Work to be completed. Retype the data that follows line by line, exactly, and leave its pictures out.

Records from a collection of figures
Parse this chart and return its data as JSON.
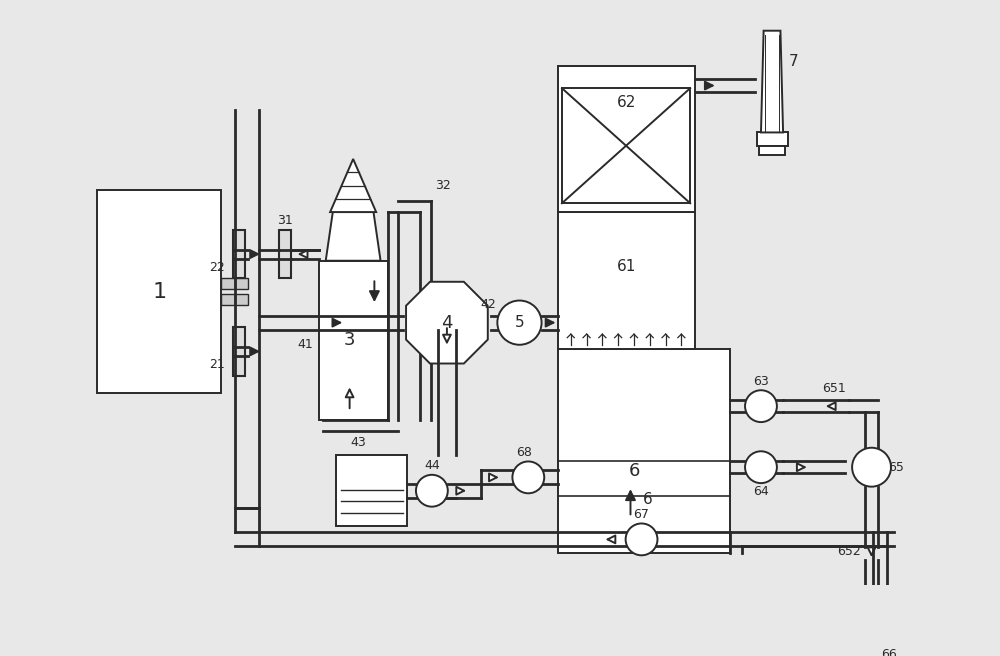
{
  "bg_color": "#e8e8e8",
  "line_color": "#2a2a2a",
  "fill_color": "#ffffff",
  "lw": 1.4
}
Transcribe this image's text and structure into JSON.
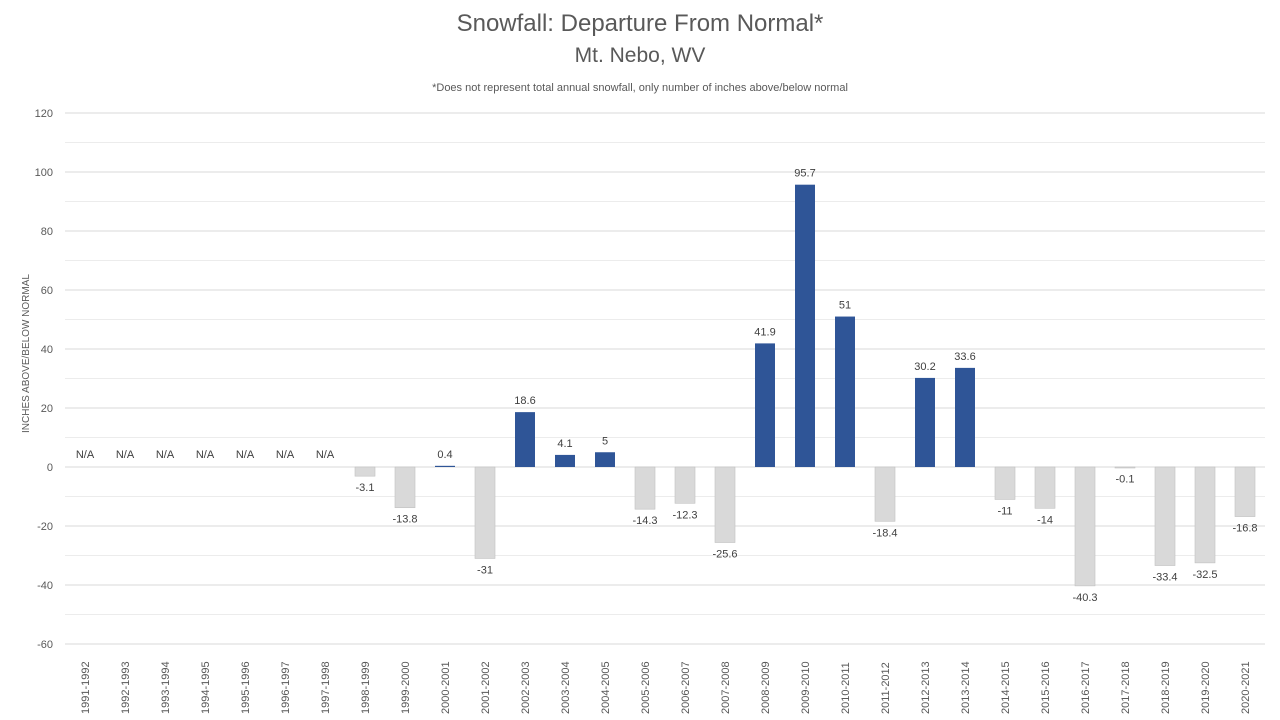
{
  "chart_data": {
    "type": "bar",
    "title": "Snowfall: Departure From Normal*",
    "subtitle": "Mt. Nebo, WV",
    "note": "*Does not represent  total annual snowfall, only number of inches above/below normal",
    "xlabel": "",
    "ylabel": "INCHES ABOVE/BELOW NORMAL",
    "ylim": [
      -60,
      120
    ],
    "yticks": [
      -60,
      -40,
      -20,
      0,
      20,
      40,
      60,
      80,
      100,
      120
    ],
    "grid": true,
    "legend": "none",
    "na_label": "N/A",
    "categories": [
      "1991-1992",
      "1992-1993",
      "1993-1994",
      "1994-1995",
      "1995-1996",
      "1996-1997",
      "1997-1998",
      "1998-1999",
      "1999-2000",
      "2000-2001",
      "2001-2002",
      "2002-2003",
      "2003-2004",
      "2004-2005",
      "2005-2006",
      "2006-2007",
      "2007-2008",
      "2008-2009",
      "2009-2010",
      "2010-2011",
      "2011-2012",
      "2012-2013",
      "2013-2014",
      "2014-2015",
      "2015-2016",
      "2016-2017",
      "2017-2018",
      "2018-2019",
      "2019-2020",
      "2020-2021"
    ],
    "values": [
      null,
      null,
      null,
      null,
      null,
      null,
      null,
      -3.1,
      -13.8,
      0.4,
      -31,
      18.6,
      4.1,
      5,
      -14.3,
      -12.3,
      -25.6,
      41.9,
      95.7,
      51,
      -18.4,
      30.2,
      33.6,
      -11,
      -14,
      -40.3,
      -0.1,
      -33.4,
      -32.5,
      -16.8
    ],
    "colors": {
      "positive": "#2f5597",
      "negative": "#d9d9d9",
      "negative_stroke": "#c0c0c0",
      "gridline": "#d9d9d9",
      "text": "#404040",
      "axis_text": "#595959"
    }
  }
}
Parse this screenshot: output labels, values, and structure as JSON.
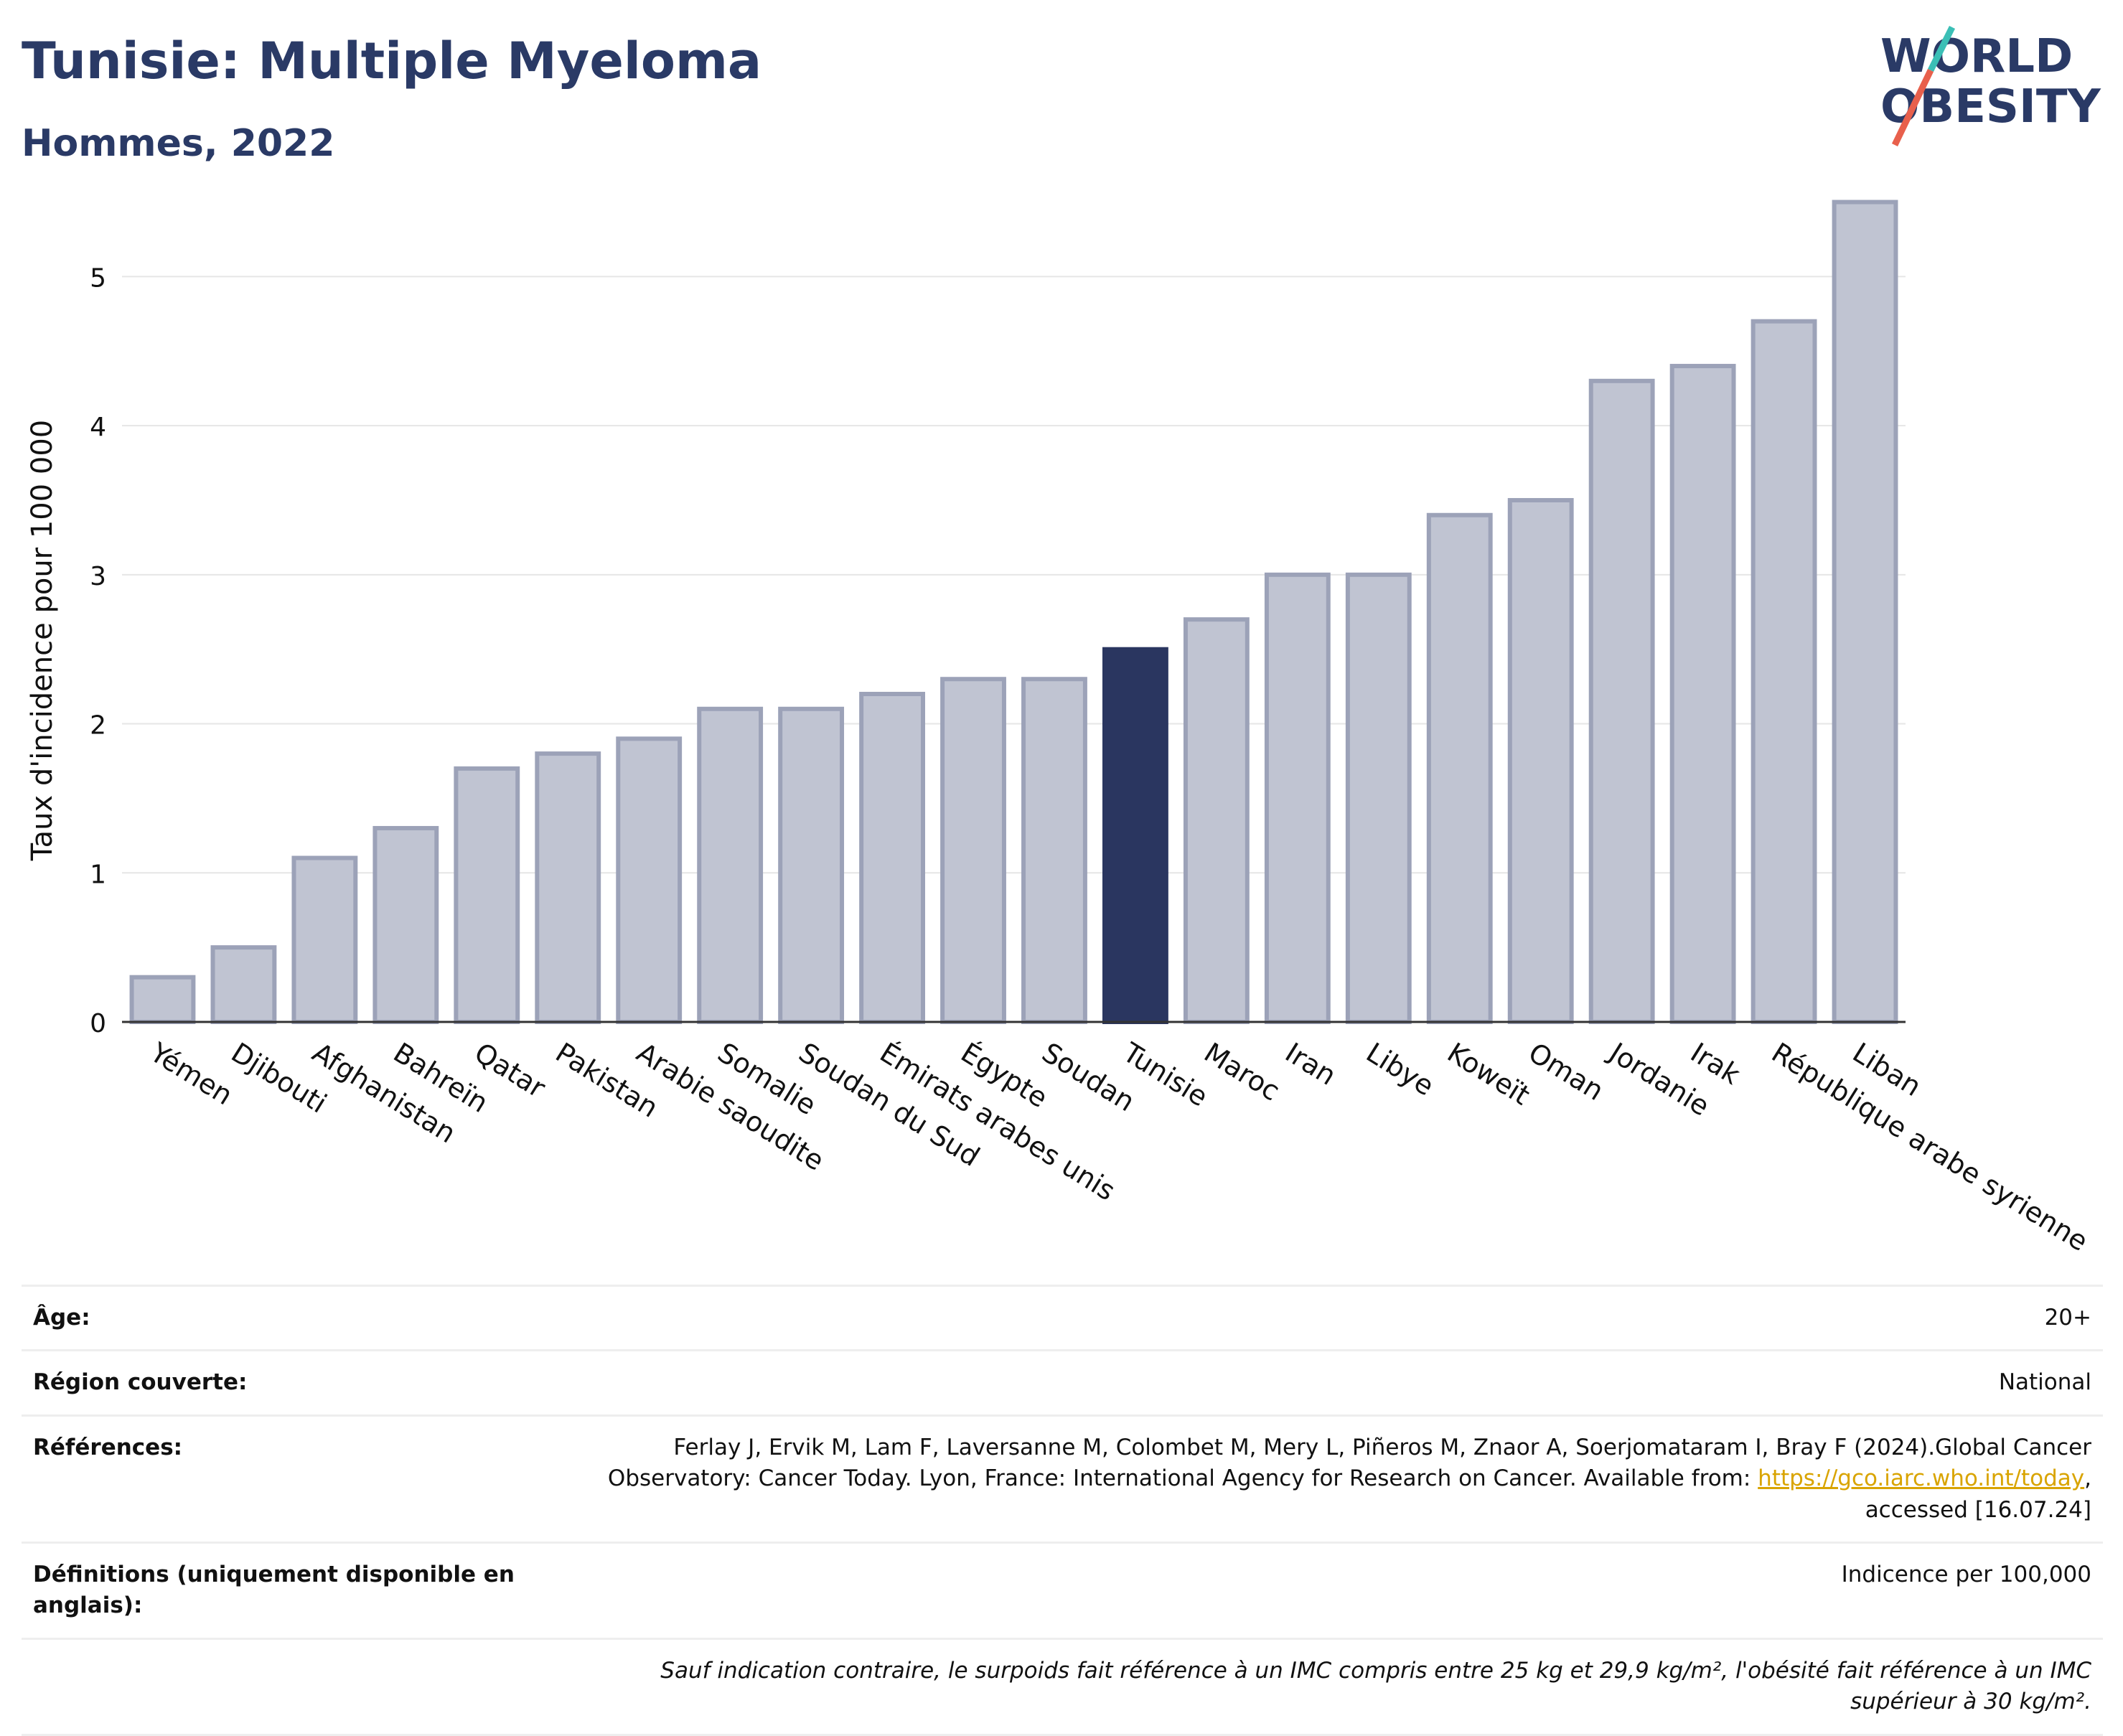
{
  "header": {
    "title": "Tunisie: Multiple Myeloma",
    "subtitle": "Hommes, 2022",
    "logo_line1": "WORLD",
    "logo_line2": "OBESITY"
  },
  "colors": {
    "title": "#2a3a66",
    "bar": "#c0c4d2",
    "bar_stroke": "#9ca2b8",
    "highlight": "#2a3660",
    "logo_teal": "#3bbfb6",
    "logo_red": "#e8604c"
  },
  "chart_data": {
    "type": "bar",
    "ylabel": "Taux d'incidence pour 100 000",
    "ylim": [
      0,
      5.7
    ],
    "yticks": [
      0,
      1,
      2,
      3,
      4,
      5
    ],
    "grid": true,
    "highlight": "Tunisie",
    "categories": [
      "Yémen",
      "Djibouti",
      "Afghanistan",
      "Bahreïn",
      "Qatar",
      "Pakistan",
      "Arabie saoudite",
      "Somalie",
      "Soudan du Sud",
      "Émirats arabes unis",
      "Égypte",
      "Soudan",
      "Tunisie",
      "Maroc",
      "Iran",
      "Libye",
      "Koweït",
      "Oman",
      "Jordanie",
      "Irak",
      "République arabe syrienne",
      "Liban"
    ],
    "values": [
      0.3,
      0.5,
      1.1,
      1.3,
      1.7,
      1.8,
      1.9,
      2.1,
      2.1,
      2.2,
      2.3,
      2.3,
      2.5,
      2.7,
      3.0,
      3.0,
      3.4,
      3.5,
      4.3,
      4.4,
      4.7,
      5.5
    ]
  },
  "meta": {
    "age_label": "Âge:",
    "age_value": "20+",
    "region_label": "Région couverte:",
    "region_value": "National",
    "ref_label": "Références:",
    "ref_text": "Ferlay J, Ervik M, Lam F, Laversanne M, Colombet M, Mery L, Piñeros M, Znaor A, Soerjomataram I, Bray F (2024).Global Cancer Observatory: Cancer Today. Lyon, France: International Agency for Research on Cancer. Available from:",
    "ref_link": "https://gco.iarc.who.int/today",
    "ref_tail": ", accessed [16.07.24]",
    "def_label": "Définitions (uniquement disponible en anglais):",
    "def_value": "Indicence per 100,000",
    "note": "Sauf indication contraire, le surpoids fait référence à un IMC compris entre 25 kg et 29,9 kg/m², l'obésité fait référence à un IMC supérieur à 30 kg/m²."
  }
}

The result.
Parse this chart and return its data as JSON.
{
  "bg_color": "#e8e8e8",
  "line_color": "#2a2a2a",
  "fill_color": "#ffffff",
  "lw": 1.4
}
Transcribe this image's text and structure into JSON.
{
  "chart_data": {
    "type": "bar",
    "title": "Snowfall: Departure From Normal*",
    "subtitle": "Mt. Nebo, WV",
    "note": "*Does not represent  total annual snowfall, only number of inches above/below normal",
    "xlabel": "",
    "ylabel": "INCHES ABOVE/BELOW NORMAL",
    "ylim": [
      -60,
      120
    ],
    "yticks": [
      -60,
      -40,
      -20,
      0,
      20,
      40,
      60,
      80,
      100,
      120
    ],
    "grid": true,
    "legend": "none",
    "na_label": "N/A",
    "categories": [
      "1991-1992",
      "1992-1993",
      "1993-1994",
      "1994-1995",
      "1995-1996",
      "1996-1997",
      "1997-1998",
      "1998-1999",
      "1999-2000",
      "2000-2001",
      "2001-2002",
      "2002-2003",
      "2003-2004",
      "2004-2005",
      "2005-2006",
      "2006-2007",
      "2007-2008",
      "2008-2009",
      "2009-2010",
      "2010-2011",
      "2011-2012",
      "2012-2013",
      "2013-2014",
      "2014-2015",
      "2015-2016",
      "2016-2017",
      "2017-2018",
      "2018-2019",
      "2019-2020",
      "2020-2021"
    ],
    "values": [
      null,
      null,
      null,
      null,
      null,
      null,
      null,
      -3.1,
      -13.8,
      0.4,
      -31,
      18.6,
      4.1,
      5,
      -14.3,
      -12.3,
      -25.6,
      41.9,
      95.7,
      51,
      -18.4,
      30.2,
      33.6,
      -11,
      -14,
      -40.3,
      -0.1,
      -33.4,
      -32.5,
      -16.8
    ],
    "colors": {
      "positive": "#2f5597",
      "negative": "#d9d9d9",
      "negative_stroke": "#c0c0c0",
      "gridline": "#d9d9d9",
      "text": "#404040",
      "axis_text": "#595959"
    }
  }
}
Parse this screenshot: output labels, values, and structure as JSON.
{
  "header": {
    "title": "Tunisie: Multiple Myeloma",
    "subtitle": "Hommes, 2022",
    "logo_line1": "WORLD",
    "logo_line2": "OBESITY"
  },
  "colors": {
    "title": "#2a3a66",
    "bar": "#c0c4d2",
    "bar_stroke": "#9ca2b8",
    "highlight": "#2a3660",
    "logo_teal": "#3bbfb6",
    "logo_red": "#e8604c"
  },
  "chart_data": {
    "type": "bar",
    "ylabel": "Taux d'incidence pour 100 000",
    "ylim": [
      0,
      5.7
    ],
    "yticks": [
      0,
      1,
      2,
      3,
      4,
      5
    ],
    "grid": true,
    "highlight": "Tunisie",
    "categories": [
      "Yémen",
      "Djibouti",
      "Afghanistan",
      "Bahreïn",
      "Qatar",
      "Pakistan",
      "Arabie saoudite",
      "Somalie",
      "Soudan du Sud",
      "Émirats arabes unis",
      "Égypte",
      "Soudan",
      "Tunisie",
      "Maroc",
      "Iran",
      "Libye",
      "Koweït",
      "Oman",
      "Jordanie",
      "Irak",
      "République arabe syrienne",
      "Liban"
    ],
    "values": [
      0.3,
      0.5,
      1.1,
      1.3,
      1.7,
      1.8,
      1.9,
      2.1,
      2.1,
      2.2,
      2.3,
      2.3,
      2.5,
      2.7,
      3.0,
      3.0,
      3.4,
      3.5,
      4.3,
      4.4,
      4.7,
      5.5
    ]
  },
  "meta": {
    "age_label": "Âge:",
    "age_value": "20+",
    "region_label": "Région couverte:",
    "region_value": "National",
    "ref_label": "Références:",
    "ref_text": "Ferlay J, Ervik M, Lam F, Laversanne M, Colombet M, Mery L, Piñeros M, Znaor A, Soerjomataram I, Bray F (2024).Global Cancer Observatory: Cancer Today. Lyon, France: International Agency for Research on Cancer. Available from:",
    "ref_link": "https://gco.iarc.who.int/today",
    "ref_tail": ", accessed [16.07.24]",
    "def_label": "Définitions (uniquement disponible en anglais):",
    "def_value": "Indicence per 100,000",
    "note": "Sauf indication contraire, le surpoids fait référence à un IMC compris entre 25 kg et 29,9 kg/m², l'obésité fait référence à un IMC supérieur à 30 kg/m²."
  }
}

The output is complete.